# Short task
Spot each line that carries the word "Depth"; copy those lines.

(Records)

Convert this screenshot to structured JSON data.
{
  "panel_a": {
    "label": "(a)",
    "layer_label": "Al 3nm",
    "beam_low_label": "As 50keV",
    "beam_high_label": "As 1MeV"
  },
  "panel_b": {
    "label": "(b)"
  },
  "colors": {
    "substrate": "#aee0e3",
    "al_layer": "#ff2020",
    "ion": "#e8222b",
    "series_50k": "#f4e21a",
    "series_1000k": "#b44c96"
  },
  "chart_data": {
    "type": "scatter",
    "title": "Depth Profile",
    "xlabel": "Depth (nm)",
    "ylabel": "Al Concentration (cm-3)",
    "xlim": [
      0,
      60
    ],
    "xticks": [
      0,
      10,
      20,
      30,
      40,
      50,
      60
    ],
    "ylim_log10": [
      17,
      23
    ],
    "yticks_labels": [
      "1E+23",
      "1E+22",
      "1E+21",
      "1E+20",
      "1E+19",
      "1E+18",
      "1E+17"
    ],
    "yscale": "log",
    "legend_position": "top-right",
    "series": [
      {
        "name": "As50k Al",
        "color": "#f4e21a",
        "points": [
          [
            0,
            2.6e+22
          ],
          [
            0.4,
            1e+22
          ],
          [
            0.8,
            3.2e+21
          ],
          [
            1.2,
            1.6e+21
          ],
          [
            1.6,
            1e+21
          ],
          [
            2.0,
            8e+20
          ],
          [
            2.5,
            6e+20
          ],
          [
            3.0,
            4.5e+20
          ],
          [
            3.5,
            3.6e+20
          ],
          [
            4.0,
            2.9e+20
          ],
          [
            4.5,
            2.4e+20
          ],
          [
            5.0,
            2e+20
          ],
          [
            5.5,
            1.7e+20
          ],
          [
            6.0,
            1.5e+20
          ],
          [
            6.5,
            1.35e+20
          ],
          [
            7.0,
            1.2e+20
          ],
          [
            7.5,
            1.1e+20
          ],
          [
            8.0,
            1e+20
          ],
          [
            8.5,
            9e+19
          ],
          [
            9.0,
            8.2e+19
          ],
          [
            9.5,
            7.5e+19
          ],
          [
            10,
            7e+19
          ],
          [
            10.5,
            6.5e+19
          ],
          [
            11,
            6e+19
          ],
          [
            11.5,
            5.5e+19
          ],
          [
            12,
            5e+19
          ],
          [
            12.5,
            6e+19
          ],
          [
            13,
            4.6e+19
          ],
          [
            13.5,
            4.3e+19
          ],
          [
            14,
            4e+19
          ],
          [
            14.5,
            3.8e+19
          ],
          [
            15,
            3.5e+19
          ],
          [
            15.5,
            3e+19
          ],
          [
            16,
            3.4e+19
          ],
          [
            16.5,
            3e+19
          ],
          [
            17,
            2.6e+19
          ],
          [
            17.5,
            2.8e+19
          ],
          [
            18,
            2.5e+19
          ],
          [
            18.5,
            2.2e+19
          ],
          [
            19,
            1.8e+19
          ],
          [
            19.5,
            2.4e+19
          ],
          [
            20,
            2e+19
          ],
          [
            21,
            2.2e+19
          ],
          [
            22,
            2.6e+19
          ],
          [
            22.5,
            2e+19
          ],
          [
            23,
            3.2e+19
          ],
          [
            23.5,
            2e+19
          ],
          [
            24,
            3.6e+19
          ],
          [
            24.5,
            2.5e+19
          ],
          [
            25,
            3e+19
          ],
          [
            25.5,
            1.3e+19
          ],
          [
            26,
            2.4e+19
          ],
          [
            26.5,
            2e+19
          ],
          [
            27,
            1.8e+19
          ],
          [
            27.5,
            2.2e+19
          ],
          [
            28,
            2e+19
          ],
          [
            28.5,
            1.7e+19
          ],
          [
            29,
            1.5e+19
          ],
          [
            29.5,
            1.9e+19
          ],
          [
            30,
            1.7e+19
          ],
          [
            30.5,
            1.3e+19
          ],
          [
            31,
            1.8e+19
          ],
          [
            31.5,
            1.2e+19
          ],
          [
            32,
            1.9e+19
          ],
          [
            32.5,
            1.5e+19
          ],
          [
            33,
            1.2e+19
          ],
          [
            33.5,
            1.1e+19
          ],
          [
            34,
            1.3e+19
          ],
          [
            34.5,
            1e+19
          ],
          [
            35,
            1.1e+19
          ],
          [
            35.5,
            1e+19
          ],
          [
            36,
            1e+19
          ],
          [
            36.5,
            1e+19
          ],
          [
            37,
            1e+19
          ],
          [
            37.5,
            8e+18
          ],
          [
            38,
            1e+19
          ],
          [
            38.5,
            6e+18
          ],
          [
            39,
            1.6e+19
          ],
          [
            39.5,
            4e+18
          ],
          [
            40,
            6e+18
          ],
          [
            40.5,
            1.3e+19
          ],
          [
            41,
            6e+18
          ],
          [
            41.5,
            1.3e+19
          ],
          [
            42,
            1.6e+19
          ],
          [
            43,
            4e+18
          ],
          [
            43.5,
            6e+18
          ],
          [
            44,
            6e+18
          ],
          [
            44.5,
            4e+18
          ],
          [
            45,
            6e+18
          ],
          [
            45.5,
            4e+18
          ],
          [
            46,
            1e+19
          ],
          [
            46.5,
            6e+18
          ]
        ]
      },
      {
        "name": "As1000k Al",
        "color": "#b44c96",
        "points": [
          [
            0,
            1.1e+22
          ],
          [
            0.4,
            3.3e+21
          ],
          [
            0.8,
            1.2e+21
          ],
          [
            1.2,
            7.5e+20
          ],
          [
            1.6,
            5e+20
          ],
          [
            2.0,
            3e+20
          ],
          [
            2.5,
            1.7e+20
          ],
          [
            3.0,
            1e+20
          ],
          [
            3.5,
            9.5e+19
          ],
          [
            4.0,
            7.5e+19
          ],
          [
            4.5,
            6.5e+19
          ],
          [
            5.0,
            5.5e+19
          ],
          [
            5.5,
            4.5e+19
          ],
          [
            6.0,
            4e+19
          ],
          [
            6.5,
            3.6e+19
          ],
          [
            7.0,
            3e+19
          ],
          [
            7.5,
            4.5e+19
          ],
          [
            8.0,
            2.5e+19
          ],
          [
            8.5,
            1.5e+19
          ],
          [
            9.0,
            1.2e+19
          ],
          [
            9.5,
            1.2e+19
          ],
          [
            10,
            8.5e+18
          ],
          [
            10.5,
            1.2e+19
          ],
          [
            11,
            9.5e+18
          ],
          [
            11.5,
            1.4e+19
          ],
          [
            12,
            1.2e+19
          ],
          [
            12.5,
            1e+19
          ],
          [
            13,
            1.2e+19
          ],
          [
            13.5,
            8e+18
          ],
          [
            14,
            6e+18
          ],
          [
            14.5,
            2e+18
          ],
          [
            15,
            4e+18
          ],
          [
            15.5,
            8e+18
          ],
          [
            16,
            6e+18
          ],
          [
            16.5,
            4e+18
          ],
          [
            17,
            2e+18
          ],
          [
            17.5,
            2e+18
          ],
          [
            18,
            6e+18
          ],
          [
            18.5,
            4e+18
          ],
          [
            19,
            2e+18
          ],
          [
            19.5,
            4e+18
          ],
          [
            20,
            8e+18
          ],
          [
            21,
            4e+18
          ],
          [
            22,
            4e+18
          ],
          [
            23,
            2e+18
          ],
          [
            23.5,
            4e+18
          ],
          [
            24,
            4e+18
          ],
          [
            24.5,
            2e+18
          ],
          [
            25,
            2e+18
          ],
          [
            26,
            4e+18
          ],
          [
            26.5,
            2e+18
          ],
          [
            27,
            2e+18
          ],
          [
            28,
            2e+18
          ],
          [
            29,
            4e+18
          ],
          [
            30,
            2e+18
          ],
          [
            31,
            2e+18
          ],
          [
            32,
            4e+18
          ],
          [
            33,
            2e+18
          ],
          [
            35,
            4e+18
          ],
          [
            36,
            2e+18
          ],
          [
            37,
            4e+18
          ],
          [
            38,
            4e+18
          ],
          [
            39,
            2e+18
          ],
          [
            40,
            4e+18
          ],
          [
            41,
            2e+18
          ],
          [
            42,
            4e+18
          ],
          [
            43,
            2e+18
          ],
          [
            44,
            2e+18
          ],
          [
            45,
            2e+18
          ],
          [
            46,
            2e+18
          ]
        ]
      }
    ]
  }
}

# Answer
    "title": "Depth Profile",
    "xlabel": "Depth (nm)",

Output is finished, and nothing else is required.